■ **Set problem**: Pull every line that holds the word "JSON" from the entries.

■ **Material for this task**:
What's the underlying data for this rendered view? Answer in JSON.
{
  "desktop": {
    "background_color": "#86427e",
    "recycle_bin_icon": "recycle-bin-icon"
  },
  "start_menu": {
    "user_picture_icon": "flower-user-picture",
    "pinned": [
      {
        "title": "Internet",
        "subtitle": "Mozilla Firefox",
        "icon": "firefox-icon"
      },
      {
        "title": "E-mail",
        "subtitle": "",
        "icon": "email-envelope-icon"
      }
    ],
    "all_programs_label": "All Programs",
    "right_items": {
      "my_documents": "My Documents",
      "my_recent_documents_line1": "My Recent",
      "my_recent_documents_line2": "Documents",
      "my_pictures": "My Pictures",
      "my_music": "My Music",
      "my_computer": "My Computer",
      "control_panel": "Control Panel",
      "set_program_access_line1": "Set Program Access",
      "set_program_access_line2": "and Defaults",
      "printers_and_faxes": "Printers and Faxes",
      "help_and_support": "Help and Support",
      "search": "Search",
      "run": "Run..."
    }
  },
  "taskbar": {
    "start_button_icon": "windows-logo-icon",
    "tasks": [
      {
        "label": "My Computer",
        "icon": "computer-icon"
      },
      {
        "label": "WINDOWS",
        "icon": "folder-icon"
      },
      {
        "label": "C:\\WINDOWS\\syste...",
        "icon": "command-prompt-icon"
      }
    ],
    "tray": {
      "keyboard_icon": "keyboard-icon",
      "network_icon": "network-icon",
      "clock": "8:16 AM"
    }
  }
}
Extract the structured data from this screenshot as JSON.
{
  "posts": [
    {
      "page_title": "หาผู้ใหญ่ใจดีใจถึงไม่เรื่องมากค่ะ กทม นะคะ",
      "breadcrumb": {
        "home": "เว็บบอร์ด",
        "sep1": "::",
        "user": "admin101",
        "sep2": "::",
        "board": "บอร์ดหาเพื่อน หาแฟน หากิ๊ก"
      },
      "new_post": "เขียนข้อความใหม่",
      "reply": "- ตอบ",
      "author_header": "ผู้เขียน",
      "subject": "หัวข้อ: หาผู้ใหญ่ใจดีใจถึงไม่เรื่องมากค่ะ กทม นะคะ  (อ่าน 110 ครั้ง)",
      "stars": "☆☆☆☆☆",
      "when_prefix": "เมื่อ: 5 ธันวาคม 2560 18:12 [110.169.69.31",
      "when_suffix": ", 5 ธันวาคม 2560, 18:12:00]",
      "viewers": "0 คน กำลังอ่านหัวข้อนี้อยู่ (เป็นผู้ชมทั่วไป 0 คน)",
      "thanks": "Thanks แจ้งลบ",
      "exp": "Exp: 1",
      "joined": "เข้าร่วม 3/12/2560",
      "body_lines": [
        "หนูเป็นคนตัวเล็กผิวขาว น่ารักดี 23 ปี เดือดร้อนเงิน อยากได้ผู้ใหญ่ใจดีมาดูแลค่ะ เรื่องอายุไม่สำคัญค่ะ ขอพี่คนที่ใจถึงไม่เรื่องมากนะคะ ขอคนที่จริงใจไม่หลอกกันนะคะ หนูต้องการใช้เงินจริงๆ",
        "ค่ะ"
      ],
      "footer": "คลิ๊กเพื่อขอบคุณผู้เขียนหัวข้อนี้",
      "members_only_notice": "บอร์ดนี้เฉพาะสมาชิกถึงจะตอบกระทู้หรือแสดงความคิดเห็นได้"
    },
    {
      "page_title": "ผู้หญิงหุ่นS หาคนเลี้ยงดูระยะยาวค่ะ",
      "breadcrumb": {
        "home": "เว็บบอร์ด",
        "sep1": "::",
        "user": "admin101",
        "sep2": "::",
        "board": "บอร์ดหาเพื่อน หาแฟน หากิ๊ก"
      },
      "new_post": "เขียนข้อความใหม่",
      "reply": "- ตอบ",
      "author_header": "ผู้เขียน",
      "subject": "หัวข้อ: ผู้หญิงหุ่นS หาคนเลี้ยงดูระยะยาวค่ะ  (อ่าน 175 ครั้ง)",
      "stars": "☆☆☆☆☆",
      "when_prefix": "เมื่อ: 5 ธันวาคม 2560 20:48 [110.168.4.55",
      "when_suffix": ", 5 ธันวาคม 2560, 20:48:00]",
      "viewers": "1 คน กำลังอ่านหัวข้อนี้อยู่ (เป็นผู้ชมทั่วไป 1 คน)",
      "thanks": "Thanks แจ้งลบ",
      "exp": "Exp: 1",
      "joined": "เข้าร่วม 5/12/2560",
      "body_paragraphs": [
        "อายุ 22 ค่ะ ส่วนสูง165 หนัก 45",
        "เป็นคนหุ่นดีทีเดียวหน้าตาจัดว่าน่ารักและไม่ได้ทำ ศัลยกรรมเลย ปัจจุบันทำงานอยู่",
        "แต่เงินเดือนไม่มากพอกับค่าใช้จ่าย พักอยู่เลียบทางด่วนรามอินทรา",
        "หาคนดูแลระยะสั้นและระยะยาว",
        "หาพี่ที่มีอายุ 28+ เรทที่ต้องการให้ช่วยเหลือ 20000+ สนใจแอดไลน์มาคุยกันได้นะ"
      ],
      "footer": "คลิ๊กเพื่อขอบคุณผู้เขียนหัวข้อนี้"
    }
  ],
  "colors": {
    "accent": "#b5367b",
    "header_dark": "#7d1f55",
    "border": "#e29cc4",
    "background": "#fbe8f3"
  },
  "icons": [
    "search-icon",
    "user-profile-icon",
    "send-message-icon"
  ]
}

■ **Complete response**:
What's the underlying data for this rendered view? Answer in JSON.
Extract the structured data from this screenshot as JSON.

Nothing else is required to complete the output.